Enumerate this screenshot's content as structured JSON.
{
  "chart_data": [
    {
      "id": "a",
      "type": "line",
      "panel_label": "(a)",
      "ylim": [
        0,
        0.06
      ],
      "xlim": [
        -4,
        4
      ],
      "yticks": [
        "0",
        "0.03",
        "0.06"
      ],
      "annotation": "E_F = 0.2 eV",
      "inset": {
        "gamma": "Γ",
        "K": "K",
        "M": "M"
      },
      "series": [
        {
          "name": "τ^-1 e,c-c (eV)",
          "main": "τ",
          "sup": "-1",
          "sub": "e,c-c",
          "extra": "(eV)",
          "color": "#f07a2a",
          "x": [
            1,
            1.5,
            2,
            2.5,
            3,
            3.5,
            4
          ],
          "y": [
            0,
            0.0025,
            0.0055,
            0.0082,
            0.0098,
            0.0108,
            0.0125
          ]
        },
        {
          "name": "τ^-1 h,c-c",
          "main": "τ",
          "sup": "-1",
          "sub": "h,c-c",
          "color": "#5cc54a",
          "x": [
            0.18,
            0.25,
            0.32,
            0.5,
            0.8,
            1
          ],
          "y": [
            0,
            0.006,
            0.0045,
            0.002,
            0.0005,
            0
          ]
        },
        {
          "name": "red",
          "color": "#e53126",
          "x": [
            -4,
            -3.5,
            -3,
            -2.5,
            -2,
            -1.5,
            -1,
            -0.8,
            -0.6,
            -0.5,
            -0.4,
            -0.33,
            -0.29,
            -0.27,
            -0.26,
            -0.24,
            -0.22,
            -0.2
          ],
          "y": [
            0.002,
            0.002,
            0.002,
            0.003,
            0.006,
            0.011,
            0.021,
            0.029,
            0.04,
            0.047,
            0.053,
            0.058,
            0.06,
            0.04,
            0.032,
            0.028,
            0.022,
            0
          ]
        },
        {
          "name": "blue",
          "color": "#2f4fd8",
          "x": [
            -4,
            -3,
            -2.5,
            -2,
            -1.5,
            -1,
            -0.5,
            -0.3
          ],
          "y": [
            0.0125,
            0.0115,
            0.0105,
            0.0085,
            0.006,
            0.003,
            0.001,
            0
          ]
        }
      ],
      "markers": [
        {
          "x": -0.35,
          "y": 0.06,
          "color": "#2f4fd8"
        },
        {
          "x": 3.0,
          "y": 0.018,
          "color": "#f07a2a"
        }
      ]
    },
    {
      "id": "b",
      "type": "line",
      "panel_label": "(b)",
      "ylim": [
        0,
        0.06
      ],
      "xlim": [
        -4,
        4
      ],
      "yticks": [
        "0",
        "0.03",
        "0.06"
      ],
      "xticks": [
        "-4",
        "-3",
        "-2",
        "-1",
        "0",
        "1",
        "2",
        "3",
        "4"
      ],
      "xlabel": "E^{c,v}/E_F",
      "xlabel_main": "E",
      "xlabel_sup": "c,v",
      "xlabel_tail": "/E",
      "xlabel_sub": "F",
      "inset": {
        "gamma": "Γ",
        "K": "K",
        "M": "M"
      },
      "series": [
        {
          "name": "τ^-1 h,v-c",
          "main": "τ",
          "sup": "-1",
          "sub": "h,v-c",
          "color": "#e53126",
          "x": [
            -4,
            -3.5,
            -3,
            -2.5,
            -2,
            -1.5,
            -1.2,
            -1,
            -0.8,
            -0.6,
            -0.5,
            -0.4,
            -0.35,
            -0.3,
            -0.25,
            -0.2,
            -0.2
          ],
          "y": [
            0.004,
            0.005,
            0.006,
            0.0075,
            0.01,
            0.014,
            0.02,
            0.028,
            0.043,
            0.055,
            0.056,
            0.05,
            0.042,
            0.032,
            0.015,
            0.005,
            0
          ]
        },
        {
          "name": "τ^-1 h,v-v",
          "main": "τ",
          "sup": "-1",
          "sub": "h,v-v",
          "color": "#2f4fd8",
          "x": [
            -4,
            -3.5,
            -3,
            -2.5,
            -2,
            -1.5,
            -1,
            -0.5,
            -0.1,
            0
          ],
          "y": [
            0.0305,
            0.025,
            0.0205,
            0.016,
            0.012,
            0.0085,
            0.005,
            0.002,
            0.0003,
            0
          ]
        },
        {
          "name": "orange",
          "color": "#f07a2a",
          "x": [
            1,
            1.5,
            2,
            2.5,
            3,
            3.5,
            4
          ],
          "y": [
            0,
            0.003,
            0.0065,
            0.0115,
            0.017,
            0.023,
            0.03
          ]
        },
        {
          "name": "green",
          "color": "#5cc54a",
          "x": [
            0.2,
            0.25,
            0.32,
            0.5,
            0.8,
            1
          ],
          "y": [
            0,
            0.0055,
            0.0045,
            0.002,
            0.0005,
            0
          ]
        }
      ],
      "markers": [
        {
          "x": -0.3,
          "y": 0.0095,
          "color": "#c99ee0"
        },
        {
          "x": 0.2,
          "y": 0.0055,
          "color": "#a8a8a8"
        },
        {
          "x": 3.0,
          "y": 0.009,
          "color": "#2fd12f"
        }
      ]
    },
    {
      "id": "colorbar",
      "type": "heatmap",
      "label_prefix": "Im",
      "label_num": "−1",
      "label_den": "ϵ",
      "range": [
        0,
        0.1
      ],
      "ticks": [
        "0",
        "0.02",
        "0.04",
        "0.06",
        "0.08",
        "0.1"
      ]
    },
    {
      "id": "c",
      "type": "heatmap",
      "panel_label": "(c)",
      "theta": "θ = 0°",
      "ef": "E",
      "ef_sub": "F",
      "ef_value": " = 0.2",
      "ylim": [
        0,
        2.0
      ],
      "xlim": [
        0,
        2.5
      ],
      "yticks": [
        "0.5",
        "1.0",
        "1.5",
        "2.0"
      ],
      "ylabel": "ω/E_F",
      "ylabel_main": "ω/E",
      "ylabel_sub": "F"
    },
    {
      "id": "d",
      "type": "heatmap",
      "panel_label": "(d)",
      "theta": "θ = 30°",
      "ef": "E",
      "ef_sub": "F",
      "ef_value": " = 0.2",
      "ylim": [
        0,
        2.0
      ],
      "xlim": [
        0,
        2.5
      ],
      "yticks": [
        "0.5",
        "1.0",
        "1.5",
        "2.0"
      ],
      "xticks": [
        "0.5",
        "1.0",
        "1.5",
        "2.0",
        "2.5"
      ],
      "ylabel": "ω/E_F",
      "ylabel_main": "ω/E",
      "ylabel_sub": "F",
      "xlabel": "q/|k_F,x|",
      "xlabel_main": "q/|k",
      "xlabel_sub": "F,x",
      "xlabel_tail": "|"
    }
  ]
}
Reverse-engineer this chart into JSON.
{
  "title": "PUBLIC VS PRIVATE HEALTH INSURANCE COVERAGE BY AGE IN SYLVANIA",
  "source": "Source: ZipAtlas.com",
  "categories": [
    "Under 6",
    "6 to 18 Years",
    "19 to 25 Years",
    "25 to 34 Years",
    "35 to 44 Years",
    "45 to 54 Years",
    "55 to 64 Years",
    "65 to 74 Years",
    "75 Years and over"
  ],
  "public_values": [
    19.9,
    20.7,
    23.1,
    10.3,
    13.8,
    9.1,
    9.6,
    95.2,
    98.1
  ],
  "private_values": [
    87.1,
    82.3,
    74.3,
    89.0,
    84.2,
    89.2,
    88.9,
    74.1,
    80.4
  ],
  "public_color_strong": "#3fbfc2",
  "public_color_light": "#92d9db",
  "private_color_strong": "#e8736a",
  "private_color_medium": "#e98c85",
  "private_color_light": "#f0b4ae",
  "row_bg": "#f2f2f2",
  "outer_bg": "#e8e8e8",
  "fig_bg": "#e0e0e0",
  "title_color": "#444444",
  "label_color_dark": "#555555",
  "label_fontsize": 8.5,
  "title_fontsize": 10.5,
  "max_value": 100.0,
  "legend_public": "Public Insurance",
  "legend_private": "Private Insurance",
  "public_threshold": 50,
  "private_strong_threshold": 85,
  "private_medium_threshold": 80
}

---------------

Give back the lines above exactly, from the one with "Reverse-engineer this chart into JSON." through the last line.

- Answer below:
Reverse-engineer this chart into JSON.
{
  "title": "PUBLIC VS PRIVATE HEALTH INSURANCE COVERAGE BY AGE IN SYLVANIA",
  "source": "Source: ZipAtlas.com",
  "categories": [
    "Under 6",
    "6 to 18 Years",
    "19 to 25 Years",
    "25 to 34 Years",
    "35 to 44 Years",
    "45 to 54 Years",
    "55 to 64 Years",
    "65 to 74 Years",
    "75 Years and over"
  ],
  "public_values": [
    19.9,
    20.7,
    23.1,
    10.3,
    13.8,
    9.1,
    9.6,
    95.2,
    98.1
  ],
  "private_values": [
    87.1,
    82.3,
    74.3,
    89.0,
    84.2,
    89.2,
    88.9,
    74.1,
    80.4
  ],
  "public_color_strong": "#3fbfc2",
  "public_color_light": "#92d9db",
  "private_color_strong": "#e8736a",
  "private_color_medium": "#e98c85",
  "private_color_light": "#f0b4ae",
  "row_bg": "#f2f2f2",
  "outer_bg": "#e8e8e8",
  "fig_bg": "#e0e0e0",
  "title_color": "#444444",
  "label_color_dark": "#555555",
  "label_fontsize": 8.5,
  "title_fontsize": 10.5,
  "max_value": 100.0,
  "legend_public": "Public Insurance",
  "legend_private": "Private Insurance",
  "public_threshold": 50,
  "private_strong_threshold": 85,
  "private_medium_threshold": 80
}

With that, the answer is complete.